> _Task statement_:
Write each line out exactly, leaving none out.
----
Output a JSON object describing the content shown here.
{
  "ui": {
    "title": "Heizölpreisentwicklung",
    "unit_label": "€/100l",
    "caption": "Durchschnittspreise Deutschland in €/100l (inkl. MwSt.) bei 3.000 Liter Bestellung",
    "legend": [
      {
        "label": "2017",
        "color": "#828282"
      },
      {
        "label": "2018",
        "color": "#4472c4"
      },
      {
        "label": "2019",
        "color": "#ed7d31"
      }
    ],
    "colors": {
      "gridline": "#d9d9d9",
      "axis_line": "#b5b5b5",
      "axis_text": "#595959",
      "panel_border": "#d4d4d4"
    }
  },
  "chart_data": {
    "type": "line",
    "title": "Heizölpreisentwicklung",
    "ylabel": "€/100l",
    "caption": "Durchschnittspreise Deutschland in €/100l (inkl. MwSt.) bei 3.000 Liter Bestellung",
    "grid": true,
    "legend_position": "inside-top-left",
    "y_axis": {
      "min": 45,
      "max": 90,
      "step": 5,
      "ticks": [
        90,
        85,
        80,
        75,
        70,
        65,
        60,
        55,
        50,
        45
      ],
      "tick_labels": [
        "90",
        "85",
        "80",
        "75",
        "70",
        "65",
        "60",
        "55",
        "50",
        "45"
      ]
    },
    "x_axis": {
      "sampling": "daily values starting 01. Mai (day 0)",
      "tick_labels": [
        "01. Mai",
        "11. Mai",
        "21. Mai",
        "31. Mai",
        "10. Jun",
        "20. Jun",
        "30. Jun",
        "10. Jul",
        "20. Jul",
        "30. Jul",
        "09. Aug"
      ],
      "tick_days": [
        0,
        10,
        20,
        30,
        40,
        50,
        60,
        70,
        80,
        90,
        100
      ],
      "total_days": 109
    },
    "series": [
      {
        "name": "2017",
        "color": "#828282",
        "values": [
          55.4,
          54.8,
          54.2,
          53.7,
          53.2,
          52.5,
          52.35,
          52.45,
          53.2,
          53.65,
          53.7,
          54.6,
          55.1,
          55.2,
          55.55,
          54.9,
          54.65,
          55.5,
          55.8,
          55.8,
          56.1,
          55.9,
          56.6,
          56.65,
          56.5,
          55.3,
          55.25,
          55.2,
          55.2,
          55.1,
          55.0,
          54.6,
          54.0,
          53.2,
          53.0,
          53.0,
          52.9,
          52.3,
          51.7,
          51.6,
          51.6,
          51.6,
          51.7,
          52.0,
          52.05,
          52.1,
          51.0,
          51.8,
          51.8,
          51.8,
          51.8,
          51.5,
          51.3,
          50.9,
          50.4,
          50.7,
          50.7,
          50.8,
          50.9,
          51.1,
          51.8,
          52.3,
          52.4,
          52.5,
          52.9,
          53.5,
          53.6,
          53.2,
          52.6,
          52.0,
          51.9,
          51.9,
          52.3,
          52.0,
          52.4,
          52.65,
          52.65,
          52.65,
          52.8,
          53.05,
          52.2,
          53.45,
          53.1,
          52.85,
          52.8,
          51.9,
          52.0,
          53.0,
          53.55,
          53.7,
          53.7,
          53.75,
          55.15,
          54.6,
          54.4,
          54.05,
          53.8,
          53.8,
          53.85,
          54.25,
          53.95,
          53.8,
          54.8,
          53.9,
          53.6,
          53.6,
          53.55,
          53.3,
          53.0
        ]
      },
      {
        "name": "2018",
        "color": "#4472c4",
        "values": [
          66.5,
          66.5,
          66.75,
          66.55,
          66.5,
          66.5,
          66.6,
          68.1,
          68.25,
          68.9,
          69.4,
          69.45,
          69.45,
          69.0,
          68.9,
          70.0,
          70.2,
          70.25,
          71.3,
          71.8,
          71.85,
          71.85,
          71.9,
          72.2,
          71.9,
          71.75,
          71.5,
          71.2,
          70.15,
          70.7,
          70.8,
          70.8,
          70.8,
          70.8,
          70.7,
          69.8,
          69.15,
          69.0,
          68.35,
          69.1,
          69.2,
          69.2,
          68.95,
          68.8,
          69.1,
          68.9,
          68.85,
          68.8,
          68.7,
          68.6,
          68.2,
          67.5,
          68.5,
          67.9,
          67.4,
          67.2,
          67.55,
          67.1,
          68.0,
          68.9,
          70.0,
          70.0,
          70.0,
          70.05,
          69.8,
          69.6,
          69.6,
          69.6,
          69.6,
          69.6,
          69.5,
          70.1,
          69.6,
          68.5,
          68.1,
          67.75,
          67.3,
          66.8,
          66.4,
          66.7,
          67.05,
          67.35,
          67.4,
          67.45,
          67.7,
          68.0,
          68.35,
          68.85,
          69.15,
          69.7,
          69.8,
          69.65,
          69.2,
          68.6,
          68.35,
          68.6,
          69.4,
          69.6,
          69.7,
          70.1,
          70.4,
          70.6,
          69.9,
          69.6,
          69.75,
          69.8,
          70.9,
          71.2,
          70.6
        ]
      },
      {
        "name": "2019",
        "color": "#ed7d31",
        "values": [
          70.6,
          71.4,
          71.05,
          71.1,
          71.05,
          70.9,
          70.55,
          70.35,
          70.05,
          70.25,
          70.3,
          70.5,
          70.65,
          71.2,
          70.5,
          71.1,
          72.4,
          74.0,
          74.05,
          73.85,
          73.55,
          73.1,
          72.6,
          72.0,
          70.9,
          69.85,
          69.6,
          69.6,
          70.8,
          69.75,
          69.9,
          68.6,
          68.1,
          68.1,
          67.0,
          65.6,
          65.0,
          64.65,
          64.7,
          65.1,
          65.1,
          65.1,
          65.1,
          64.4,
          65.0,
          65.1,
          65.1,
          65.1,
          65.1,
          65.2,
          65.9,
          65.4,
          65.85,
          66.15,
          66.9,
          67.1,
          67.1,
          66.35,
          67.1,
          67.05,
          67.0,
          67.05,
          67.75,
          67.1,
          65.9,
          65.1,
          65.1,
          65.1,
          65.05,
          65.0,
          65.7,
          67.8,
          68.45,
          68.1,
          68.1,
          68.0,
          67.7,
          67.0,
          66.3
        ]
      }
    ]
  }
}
----
> _Solution to the problem_:
Output a JSON object describing the content shown here.
{
  "ui": {
    "title": "Heizölpreisentwicklung",
    "unit_label": "€/100l",
    "caption": "Durchschnittspreise Deutschland in €/100l (inkl. MwSt.) bei 3.000 Liter Bestellung",
    "legend": [
      {
        "label": "2017",
        "color": "#828282"
      },
      {
        "label": "2018",
        "color": "#4472c4"
      },
      {
        "label": "2019",
        "color": "#ed7d31"
      }
    ],
    "colors": {
      "gridline": "#d9d9d9",
      "axis_line": "#b5b5b5",
      "axis_text": "#595959",
      "panel_border": "#d4d4d4"
    }
  },
  "chart_data": {
    "type": "line",
    "title": "Heizölpreisentwicklung",
    "ylabel": "€/100l",
    "caption": "Durchschnittspreise Deutschland in €/100l (inkl. MwSt.) bei 3.000 Liter Bestellung",
    "grid": true,
    "legend_position": "inside-top-left",
    "y_axis": {
      "min": 45,
      "max": 90,
      "step": 5,
      "ticks": [
        90,
        85,
        80,
        75,
        70,
        65,
        60,
        55,
        50,
        45
      ],
      "tick_labels": [
        "90",
        "85",
        "80",
        "75",
        "70",
        "65",
        "60",
        "55",
        "50",
        "45"
      ]
    },
    "x_axis": {
      "sampling": "daily values starting 01. Mai (day 0)",
      "tick_labels": [
        "01. Mai",
        "11. Mai",
        "21. Mai",
        "31. Mai",
        "10. Jun",
        "20. Jun",
        "30. Jun",
        "10. Jul",
        "20. Jul",
        "30. Jul",
        "09. Aug"
      ],
      "tick_days": [
        0,
        10,
        20,
        30,
        40,
        50,
        60,
        70,
        80,
        90,
        100
      ],
      "total_days": 109
    },
    "series": [
      {
        "name": "2017",
        "color": "#828282",
        "values": [
          55.4,
          54.8,
          54.2,
          53.7,
          53.2,
          52.5,
          52.35,
          52.45,
          53.2,
          53.65,
          53.7,
          54.6,
          55.1,
          55.2,
          55.55,
          54.9,
          54.65,
          55.5,
          55.8,
          55.8,
          56.1,
          55.9,
          56.6,
          56.65,
          56.5,
          55.3,
          55.25,
          55.2,
          55.2,
          55.1,
          55.0,
          54.6,
          54.0,
          53.2,
          53.0,
          53.0,
          52.9,
          52.3,
          51.7,
          51.6,
          51.6,
          51.6,
          51.7,
          52.0,
          52.05,
          52.1,
          51.0,
          51.8,
          51.8,
          51.8,
          51.8,
          51.5,
          51.3,
          50.9,
          50.4,
          50.7,
          50.7,
          50.8,
          50.9,
          51.1,
          51.8,
          52.3,
          52.4,
          52.5,
          52.9,
          53.5,
          53.6,
          53.2,
          52.6,
          52.0,
          51.9,
          51.9,
          52.3,
          52.0,
          52.4,
          52.65,
          52.65,
          52.65,
          52.8,
          53.05,
          52.2,
          53.45,
          53.1,
          52.85,
          52.8,
          51.9,
          52.0,
          53.0,
          53.55,
          53.7,
          53.7,
          53.75,
          55.15,
          54.6,
          54.4,
          54.05,
          53.8,
          53.8,
          53.85,
          54.25,
          53.95,
          53.8,
          54.8,
          53.9,
          53.6,
          53.6,
          53.55,
          53.3,
          53.0
        ]
      },
      {
        "name": "2018",
        "color": "#4472c4",
        "values": [
          66.5,
          66.5,
          66.75,
          66.55,
          66.5,
          66.5,
          66.6,
          68.1,
          68.25,
          68.9,
          69.4,
          69.45,
          69.45,
          69.0,
          68.9,
          70.0,
          70.2,
          70.25,
          71.3,
          71.8,
          71.85,
          71.85,
          71.9,
          72.2,
          71.9,
          71.75,
          71.5,
          71.2,
          70.15,
          70.7,
          70.8,
          70.8,
          70.8,
          70.8,
          70.7,
          69.8,
          69.15,
          69.0,
          68.35,
          69.1,
          69.2,
          69.2,
          68.95,
          68.8,
          69.1,
          68.9,
          68.85,
          68.8,
          68.7,
          68.6,
          68.2,
          67.5,
          68.5,
          67.9,
          67.4,
          67.2,
          67.55,
          67.1,
          68.0,
          68.9,
          70.0,
          70.0,
          70.0,
          70.05,
          69.8,
          69.6,
          69.6,
          69.6,
          69.6,
          69.6,
          69.5,
          70.1,
          69.6,
          68.5,
          68.1,
          67.75,
          67.3,
          66.8,
          66.4,
          66.7,
          67.05,
          67.35,
          67.4,
          67.45,
          67.7,
          68.0,
          68.35,
          68.85,
          69.15,
          69.7,
          69.8,
          69.65,
          69.2,
          68.6,
          68.35,
          68.6,
          69.4,
          69.6,
          69.7,
          70.1,
          70.4,
          70.6,
          69.9,
          69.6,
          69.75,
          69.8,
          70.9,
          71.2,
          70.6
        ]
      },
      {
        "name": "2019",
        "color": "#ed7d31",
        "values": [
          70.6,
          71.4,
          71.05,
          71.1,
          71.05,
          70.9,
          70.55,
          70.35,
          70.05,
          70.25,
          70.3,
          70.5,
          70.65,
          71.2,
          70.5,
          71.1,
          72.4,
          74.0,
          74.05,
          73.85,
          73.55,
          73.1,
          72.6,
          72.0,
          70.9,
          69.85,
          69.6,
          69.6,
          70.8,
          69.75,
          69.9,
          68.6,
          68.1,
          68.1,
          67.0,
          65.6,
          65.0,
          64.65,
          64.7,
          65.1,
          65.1,
          65.1,
          65.1,
          64.4,
          65.0,
          65.1,
          65.1,
          65.1,
          65.1,
          65.2,
          65.9,
          65.4,
          65.85,
          66.15,
          66.9,
          67.1,
          67.1,
          66.35,
          67.1,
          67.05,
          67.0,
          67.05,
          67.75,
          67.1,
          65.9,
          65.1,
          65.1,
          65.1,
          65.05,
          65.0,
          65.7,
          67.8,
          68.45,
          68.1,
          68.1,
          68.0,
          67.7,
          67.0,
          66.3
        ]
      }
    ]
  }
}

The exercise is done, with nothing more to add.